* [WHAT TO PRODUCE]
Make a Markdown table with the columns "Row" and "Line" from the records, beginning with the first line and ending with the line that contains "category-label-2: 2M Buzhash". Number each line in order under "Row" and leave out blank lines.

* [Dataset items]
================================
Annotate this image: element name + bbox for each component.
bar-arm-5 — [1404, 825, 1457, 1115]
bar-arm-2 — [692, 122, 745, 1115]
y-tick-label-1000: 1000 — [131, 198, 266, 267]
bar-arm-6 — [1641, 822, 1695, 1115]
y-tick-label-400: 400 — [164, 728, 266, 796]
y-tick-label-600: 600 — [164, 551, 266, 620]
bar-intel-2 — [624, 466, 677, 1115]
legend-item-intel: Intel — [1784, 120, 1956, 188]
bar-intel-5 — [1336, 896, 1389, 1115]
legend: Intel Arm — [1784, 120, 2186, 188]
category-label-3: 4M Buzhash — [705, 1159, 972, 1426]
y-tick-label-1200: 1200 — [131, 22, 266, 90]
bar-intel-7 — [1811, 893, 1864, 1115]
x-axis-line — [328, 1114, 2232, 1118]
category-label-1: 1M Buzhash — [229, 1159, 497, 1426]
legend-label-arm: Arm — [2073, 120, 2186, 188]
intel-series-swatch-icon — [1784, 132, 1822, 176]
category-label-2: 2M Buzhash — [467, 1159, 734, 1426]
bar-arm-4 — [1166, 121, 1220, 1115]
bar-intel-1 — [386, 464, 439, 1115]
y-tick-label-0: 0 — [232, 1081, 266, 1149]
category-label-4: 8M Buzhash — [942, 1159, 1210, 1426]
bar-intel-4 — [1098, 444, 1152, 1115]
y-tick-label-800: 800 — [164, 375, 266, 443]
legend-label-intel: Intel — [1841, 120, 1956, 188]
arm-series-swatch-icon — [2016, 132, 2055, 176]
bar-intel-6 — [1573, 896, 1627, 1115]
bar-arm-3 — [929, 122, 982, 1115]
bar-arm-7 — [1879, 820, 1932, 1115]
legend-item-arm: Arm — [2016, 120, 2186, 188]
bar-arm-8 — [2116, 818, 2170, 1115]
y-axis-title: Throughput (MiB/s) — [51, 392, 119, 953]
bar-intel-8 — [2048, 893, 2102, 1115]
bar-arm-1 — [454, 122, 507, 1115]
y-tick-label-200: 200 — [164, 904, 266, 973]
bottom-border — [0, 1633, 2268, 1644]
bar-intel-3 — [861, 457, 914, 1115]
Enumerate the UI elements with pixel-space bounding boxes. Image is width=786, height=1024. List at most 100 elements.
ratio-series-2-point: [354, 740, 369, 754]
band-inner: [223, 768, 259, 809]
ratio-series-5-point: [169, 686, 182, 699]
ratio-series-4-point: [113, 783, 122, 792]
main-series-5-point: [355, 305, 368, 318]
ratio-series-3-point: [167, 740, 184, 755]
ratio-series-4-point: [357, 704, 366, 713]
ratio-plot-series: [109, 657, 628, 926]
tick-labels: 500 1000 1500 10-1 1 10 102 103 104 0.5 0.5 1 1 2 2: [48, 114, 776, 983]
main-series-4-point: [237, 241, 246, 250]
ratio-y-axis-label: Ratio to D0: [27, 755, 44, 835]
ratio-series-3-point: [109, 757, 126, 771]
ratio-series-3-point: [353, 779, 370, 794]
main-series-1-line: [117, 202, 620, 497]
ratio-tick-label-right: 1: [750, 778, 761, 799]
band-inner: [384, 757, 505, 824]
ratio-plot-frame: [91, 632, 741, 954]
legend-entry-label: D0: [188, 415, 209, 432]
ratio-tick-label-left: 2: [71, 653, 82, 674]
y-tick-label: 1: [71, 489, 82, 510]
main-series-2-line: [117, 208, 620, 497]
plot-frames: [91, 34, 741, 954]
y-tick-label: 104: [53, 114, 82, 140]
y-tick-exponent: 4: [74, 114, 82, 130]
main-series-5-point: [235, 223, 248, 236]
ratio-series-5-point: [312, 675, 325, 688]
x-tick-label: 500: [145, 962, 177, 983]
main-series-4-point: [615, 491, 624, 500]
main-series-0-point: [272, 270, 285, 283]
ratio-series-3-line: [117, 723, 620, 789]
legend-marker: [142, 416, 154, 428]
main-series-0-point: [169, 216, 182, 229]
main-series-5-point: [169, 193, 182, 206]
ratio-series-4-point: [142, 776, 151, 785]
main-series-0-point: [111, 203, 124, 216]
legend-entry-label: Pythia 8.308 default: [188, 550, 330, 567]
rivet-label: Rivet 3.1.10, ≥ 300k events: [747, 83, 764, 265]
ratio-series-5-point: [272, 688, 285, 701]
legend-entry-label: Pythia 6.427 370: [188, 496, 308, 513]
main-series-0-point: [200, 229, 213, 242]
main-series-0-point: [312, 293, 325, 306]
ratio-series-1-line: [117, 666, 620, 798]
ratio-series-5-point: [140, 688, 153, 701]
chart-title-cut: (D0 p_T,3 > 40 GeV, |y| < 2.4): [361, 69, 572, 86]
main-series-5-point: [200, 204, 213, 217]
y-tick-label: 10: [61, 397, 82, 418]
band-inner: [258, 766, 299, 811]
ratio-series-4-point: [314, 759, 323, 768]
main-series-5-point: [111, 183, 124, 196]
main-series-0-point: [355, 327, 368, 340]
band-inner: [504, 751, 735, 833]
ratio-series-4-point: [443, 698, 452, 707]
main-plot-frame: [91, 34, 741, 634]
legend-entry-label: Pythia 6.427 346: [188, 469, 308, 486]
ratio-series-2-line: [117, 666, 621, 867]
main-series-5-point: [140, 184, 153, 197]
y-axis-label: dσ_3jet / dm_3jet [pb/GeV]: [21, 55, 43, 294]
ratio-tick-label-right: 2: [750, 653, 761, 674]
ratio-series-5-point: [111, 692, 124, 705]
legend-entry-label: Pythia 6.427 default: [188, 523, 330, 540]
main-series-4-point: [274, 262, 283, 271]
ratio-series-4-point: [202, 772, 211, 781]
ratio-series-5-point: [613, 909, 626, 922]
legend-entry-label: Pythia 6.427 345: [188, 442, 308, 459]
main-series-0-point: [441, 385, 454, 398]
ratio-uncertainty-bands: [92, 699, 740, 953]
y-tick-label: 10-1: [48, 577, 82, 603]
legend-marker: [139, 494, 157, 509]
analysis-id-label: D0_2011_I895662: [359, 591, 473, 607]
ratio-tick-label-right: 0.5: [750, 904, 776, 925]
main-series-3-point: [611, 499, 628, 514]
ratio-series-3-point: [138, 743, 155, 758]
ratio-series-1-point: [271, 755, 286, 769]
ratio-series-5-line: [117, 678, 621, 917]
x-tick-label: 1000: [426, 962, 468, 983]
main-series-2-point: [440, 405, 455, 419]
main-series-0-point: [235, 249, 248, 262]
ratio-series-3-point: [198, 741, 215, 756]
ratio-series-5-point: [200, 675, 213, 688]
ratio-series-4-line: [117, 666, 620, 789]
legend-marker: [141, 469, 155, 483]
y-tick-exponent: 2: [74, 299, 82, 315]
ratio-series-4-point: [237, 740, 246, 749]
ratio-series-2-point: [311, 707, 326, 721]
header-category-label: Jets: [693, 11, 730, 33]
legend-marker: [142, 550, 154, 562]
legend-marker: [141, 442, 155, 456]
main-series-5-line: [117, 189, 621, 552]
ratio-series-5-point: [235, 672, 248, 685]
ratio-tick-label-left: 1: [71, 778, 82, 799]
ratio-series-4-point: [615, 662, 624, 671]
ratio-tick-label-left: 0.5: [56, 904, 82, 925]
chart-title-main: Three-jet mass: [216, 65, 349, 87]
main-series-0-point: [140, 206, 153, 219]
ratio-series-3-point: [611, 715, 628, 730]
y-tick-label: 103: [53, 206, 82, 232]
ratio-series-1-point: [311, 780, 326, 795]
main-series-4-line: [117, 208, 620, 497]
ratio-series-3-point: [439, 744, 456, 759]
================================
* [WORKED SOLUTION]
| Row | Line |
|---|---|
| 1 | Annotate this image: element name + bbox for each component. |
| 2 | bar-arm-5 — [1404, 825, 1457, 1115] |
| 3 | bar-arm-2 — [692, 122, 745, 1115] |
| 4 | y-tick-label-1000: 1000 — [131, 198, 266, 267] |
| 5 | bar-arm-6 — [1641, 822, 1695, 1115] |
| 6 | y-tick-label-400: 400 — [164, 728, 266, 796] |
| 7 | y-tick-label-600: 600 — [164, 551, 266, 620] |
| 8 | bar-intel-2 — [624, 466, 677, 1115] |
| 9 | legend-item-intel: Intel — [1784, 120, 1956, 188] |
| 10 | bar-intel-5 — [1336, 896, 1389, 1115] |
| 11 | legend: Intel Arm — [1784, 120, 2186, 188] |
| 12 | category-label-3: 4M Buzhash — [705, 1159, 972, 1426] |
| 13 | y-tick-label-1200: 1200 — [131, 22, 266, 90] |
| 14 | bar-intel-7 — [1811, 893, 1864, 1115] |
| 15 | x-axis-line — [328, 1114, 2232, 1118] |
| 16 | category-label-1: 1M Buzhash — [229, 1159, 497, 1426] |
| 17 | legend-label-arm: Arm — [2073, 120, 2186, 188] |
| 18 | intel-series-swatch-icon — [1784, 132, 1822, 176] |
| 19 | category-label-2: 2M Buzhash — [467, 1159, 734, 1426] |